#### [Your objective]
Give the number of lines that hold the string "prefix". Nothing else is needed.

#### [A run of records]
--------------------------------------------------
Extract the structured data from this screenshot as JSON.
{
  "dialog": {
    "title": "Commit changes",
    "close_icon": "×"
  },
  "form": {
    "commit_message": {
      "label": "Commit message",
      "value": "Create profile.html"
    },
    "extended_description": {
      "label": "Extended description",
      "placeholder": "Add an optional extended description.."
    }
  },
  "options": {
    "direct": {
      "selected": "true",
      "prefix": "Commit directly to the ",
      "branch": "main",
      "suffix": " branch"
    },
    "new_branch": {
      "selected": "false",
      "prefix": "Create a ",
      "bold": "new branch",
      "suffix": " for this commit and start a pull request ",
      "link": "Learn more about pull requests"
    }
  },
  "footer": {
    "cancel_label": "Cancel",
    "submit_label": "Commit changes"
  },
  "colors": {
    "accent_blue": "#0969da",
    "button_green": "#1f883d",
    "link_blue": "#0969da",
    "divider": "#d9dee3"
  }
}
--------------------------------------------------
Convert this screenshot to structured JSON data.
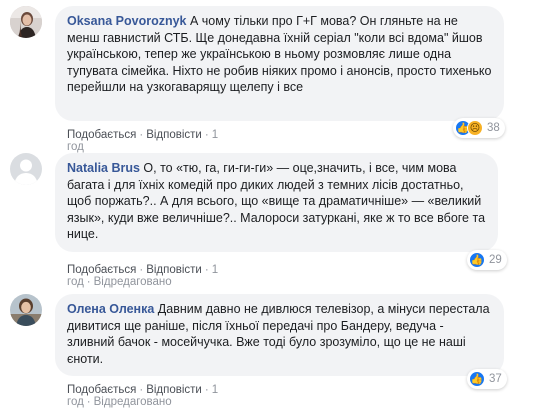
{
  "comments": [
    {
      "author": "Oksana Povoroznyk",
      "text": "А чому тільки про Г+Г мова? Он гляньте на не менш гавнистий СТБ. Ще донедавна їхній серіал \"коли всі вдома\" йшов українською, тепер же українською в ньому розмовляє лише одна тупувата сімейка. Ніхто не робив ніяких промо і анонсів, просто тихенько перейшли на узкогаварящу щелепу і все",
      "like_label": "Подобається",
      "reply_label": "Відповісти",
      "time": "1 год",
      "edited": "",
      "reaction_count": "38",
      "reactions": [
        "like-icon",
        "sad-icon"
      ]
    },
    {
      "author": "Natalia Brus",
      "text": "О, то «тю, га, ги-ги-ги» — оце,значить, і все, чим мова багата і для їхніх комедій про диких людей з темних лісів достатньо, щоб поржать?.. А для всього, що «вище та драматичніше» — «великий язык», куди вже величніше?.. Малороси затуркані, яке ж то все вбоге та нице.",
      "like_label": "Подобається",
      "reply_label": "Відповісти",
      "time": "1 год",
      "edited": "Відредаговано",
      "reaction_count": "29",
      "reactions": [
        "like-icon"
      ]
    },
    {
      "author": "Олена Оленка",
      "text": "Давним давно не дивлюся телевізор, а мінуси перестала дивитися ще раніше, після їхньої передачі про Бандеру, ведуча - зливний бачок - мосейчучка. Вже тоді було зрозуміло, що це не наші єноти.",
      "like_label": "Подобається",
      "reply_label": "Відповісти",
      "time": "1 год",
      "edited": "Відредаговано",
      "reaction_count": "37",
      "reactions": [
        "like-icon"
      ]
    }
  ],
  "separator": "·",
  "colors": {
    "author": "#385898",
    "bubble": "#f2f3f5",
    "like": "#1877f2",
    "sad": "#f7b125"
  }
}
--------------------------------------------------
#### [Response]
2